Work to complete. Going through the material below, please gather all lines with the word "fibroblast" in them.

Exercise data.
-- Opening Marker --

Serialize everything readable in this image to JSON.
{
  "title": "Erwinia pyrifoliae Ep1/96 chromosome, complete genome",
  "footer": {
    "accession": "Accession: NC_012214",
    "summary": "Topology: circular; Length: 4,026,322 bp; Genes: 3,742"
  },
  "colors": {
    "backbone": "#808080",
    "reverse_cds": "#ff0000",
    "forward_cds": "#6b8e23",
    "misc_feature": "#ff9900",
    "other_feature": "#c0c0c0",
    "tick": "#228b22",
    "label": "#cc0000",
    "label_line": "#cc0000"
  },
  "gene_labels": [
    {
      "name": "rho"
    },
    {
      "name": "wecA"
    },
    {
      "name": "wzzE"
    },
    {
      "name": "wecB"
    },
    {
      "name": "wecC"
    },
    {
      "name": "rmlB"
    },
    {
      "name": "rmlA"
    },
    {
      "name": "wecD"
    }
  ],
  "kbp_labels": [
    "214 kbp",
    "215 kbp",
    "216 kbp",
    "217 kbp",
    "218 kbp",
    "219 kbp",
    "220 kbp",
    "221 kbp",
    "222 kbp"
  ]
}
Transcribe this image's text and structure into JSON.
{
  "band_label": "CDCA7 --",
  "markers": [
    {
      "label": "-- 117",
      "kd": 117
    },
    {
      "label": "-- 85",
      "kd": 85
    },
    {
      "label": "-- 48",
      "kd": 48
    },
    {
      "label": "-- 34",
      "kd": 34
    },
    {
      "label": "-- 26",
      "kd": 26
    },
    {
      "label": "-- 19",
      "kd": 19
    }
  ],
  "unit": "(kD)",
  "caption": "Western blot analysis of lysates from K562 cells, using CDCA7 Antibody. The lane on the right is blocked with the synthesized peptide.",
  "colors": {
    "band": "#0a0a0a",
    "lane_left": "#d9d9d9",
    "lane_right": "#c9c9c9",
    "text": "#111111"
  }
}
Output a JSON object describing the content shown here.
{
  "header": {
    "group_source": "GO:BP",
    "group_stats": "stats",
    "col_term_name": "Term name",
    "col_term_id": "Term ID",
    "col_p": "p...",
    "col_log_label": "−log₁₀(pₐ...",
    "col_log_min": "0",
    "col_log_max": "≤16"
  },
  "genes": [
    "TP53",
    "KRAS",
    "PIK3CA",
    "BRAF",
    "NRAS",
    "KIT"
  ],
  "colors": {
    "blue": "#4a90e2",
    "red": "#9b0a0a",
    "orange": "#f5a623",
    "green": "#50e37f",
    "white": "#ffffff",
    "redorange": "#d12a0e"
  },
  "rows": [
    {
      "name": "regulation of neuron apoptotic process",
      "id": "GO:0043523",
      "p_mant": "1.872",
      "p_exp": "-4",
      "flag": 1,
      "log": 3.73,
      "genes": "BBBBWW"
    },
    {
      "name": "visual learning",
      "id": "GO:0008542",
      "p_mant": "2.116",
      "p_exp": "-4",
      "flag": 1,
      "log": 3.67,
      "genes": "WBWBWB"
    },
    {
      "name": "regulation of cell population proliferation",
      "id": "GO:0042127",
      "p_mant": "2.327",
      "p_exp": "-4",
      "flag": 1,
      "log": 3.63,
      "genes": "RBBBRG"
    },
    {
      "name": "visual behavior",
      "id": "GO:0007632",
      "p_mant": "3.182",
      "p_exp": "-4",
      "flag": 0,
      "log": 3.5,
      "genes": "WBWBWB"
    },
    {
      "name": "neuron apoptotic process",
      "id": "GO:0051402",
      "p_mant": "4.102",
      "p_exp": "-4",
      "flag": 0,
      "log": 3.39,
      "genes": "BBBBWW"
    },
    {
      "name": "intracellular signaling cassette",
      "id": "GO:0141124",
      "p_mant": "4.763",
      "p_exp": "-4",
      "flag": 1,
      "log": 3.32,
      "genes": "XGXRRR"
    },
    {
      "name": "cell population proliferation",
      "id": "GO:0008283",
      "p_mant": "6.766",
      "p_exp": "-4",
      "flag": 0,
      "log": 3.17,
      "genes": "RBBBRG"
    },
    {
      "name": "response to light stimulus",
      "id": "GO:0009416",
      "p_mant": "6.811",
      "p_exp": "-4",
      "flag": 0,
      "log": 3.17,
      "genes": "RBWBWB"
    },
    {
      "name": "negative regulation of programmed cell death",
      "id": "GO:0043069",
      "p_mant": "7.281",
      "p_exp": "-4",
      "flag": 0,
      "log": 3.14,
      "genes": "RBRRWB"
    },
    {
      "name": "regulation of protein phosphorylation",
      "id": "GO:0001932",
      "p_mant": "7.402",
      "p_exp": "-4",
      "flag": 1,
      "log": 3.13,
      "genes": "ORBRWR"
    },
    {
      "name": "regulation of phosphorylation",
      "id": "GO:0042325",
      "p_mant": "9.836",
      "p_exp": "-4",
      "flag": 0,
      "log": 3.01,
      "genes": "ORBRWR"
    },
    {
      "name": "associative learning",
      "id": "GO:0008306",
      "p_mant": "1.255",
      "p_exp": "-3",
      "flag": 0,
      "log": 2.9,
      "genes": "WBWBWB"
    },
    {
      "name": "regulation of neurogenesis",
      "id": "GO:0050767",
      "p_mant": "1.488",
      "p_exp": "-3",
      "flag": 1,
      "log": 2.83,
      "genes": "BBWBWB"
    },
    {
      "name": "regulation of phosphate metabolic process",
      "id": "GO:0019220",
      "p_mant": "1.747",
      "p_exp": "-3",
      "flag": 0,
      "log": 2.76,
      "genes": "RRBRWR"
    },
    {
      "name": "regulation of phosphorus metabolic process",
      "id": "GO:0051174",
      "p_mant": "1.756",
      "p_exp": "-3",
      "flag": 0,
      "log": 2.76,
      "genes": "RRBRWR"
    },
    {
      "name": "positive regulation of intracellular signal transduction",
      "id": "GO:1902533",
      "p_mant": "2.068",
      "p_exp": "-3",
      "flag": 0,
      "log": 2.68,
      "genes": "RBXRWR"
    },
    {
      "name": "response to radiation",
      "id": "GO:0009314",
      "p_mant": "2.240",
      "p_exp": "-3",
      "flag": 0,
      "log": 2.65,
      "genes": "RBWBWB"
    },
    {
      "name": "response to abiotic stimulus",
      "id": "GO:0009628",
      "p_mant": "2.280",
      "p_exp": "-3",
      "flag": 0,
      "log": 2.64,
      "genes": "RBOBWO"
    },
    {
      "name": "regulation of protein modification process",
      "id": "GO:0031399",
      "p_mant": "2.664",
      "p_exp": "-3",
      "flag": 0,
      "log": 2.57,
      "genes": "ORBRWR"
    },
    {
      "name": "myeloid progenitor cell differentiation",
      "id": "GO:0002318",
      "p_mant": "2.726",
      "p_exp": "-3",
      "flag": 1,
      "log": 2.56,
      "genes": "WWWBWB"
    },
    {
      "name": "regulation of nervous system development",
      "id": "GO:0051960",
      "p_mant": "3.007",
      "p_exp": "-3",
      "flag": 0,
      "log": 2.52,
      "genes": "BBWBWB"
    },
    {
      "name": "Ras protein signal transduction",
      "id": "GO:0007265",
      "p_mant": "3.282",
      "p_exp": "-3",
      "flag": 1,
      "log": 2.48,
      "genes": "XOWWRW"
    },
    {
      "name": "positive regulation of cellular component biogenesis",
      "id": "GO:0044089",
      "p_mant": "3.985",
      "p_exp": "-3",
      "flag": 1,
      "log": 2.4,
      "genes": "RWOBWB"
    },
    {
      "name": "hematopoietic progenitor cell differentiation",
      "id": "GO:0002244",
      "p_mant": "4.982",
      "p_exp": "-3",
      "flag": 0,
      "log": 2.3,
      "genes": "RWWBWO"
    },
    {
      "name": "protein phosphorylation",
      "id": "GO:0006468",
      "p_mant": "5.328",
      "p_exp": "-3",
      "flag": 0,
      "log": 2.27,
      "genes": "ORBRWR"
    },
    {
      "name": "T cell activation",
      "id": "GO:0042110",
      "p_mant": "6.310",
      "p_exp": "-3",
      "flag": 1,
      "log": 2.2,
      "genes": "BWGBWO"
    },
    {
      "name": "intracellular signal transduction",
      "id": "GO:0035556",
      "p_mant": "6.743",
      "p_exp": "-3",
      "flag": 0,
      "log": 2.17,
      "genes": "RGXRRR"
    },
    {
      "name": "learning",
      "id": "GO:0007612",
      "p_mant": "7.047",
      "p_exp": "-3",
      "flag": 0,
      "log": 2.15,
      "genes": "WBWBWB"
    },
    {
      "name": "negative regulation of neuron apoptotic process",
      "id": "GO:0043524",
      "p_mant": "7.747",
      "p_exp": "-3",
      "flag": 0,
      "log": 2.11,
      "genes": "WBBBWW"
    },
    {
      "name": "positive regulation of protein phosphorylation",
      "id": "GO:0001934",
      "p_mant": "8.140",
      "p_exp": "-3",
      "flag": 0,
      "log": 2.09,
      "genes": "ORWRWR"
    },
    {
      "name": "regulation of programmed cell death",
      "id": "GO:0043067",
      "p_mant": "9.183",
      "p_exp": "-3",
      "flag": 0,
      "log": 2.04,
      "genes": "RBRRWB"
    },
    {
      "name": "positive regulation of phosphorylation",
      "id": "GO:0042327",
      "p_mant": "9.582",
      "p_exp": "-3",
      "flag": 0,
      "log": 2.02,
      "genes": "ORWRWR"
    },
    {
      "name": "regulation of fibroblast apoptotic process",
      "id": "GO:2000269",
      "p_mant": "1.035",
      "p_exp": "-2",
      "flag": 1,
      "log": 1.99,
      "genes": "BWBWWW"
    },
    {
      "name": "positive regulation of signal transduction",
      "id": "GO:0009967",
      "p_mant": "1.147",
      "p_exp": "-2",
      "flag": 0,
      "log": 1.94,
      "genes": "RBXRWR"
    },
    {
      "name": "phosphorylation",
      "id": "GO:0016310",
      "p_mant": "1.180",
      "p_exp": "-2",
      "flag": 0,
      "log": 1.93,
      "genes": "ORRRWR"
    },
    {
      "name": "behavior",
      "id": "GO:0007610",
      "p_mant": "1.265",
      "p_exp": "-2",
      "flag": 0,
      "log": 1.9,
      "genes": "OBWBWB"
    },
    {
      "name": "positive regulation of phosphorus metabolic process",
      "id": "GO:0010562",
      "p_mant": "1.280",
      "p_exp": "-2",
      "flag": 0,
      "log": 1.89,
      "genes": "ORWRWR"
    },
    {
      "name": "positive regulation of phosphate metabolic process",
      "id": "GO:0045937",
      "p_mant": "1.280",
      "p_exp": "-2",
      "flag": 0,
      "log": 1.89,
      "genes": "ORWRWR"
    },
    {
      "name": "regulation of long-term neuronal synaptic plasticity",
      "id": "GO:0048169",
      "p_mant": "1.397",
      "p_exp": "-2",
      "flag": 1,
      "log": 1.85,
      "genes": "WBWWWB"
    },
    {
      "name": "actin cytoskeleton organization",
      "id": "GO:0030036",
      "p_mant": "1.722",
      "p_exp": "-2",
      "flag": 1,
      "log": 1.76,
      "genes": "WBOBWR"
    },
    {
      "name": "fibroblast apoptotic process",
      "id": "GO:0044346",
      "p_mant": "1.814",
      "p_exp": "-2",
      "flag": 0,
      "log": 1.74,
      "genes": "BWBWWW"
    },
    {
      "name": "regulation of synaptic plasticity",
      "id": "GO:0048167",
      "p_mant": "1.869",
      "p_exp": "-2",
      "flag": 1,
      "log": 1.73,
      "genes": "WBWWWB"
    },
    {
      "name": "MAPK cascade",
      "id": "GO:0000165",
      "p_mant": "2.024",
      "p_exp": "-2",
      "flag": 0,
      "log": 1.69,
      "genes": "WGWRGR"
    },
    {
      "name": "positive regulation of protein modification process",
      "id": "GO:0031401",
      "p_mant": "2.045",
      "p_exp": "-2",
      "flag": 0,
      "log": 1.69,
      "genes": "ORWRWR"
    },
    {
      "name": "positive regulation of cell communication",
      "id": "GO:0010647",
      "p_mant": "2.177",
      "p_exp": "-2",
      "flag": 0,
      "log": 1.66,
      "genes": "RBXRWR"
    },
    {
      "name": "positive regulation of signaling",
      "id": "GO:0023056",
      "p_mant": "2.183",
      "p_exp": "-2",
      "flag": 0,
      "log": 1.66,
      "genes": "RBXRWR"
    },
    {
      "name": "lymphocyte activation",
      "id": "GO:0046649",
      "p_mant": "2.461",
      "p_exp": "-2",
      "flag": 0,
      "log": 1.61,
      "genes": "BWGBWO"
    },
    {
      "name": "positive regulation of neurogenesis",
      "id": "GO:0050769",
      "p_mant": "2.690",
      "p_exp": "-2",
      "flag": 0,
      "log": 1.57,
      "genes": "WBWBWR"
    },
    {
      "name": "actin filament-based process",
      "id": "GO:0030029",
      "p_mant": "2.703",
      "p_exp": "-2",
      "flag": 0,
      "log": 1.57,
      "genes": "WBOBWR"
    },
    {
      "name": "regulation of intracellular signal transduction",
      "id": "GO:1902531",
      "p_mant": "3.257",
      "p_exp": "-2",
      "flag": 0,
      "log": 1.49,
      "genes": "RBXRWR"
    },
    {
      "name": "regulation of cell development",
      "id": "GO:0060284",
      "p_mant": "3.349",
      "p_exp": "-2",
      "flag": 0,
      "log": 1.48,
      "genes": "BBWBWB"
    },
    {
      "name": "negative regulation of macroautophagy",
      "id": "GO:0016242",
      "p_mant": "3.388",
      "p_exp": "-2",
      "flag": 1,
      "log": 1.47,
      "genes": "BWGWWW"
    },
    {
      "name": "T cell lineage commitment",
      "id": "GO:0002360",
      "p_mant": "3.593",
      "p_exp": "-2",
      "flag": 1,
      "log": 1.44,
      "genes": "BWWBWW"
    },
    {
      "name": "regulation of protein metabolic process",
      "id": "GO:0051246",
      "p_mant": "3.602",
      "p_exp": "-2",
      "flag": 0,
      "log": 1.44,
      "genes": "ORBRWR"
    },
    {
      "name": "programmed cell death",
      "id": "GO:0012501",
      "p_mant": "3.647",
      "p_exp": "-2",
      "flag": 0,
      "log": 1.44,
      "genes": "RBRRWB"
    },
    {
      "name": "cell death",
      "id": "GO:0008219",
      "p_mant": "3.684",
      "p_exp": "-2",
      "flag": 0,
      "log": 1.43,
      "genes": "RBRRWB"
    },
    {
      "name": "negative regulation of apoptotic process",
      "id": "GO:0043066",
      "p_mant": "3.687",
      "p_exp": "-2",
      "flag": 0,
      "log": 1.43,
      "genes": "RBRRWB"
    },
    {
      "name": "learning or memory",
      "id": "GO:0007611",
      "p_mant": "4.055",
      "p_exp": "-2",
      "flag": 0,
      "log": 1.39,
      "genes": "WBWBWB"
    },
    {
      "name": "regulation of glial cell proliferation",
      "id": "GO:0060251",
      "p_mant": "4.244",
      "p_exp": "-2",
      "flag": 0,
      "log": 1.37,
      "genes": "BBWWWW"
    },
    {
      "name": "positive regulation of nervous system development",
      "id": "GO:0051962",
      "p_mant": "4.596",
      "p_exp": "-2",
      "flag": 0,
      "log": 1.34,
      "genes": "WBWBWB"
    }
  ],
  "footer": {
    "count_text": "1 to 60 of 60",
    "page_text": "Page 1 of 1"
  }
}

-- Closing Marker --

Response to the task.
      "name": "regulation of fibroblast apoptotic process",
      "name": "fibroblast apoptotic process",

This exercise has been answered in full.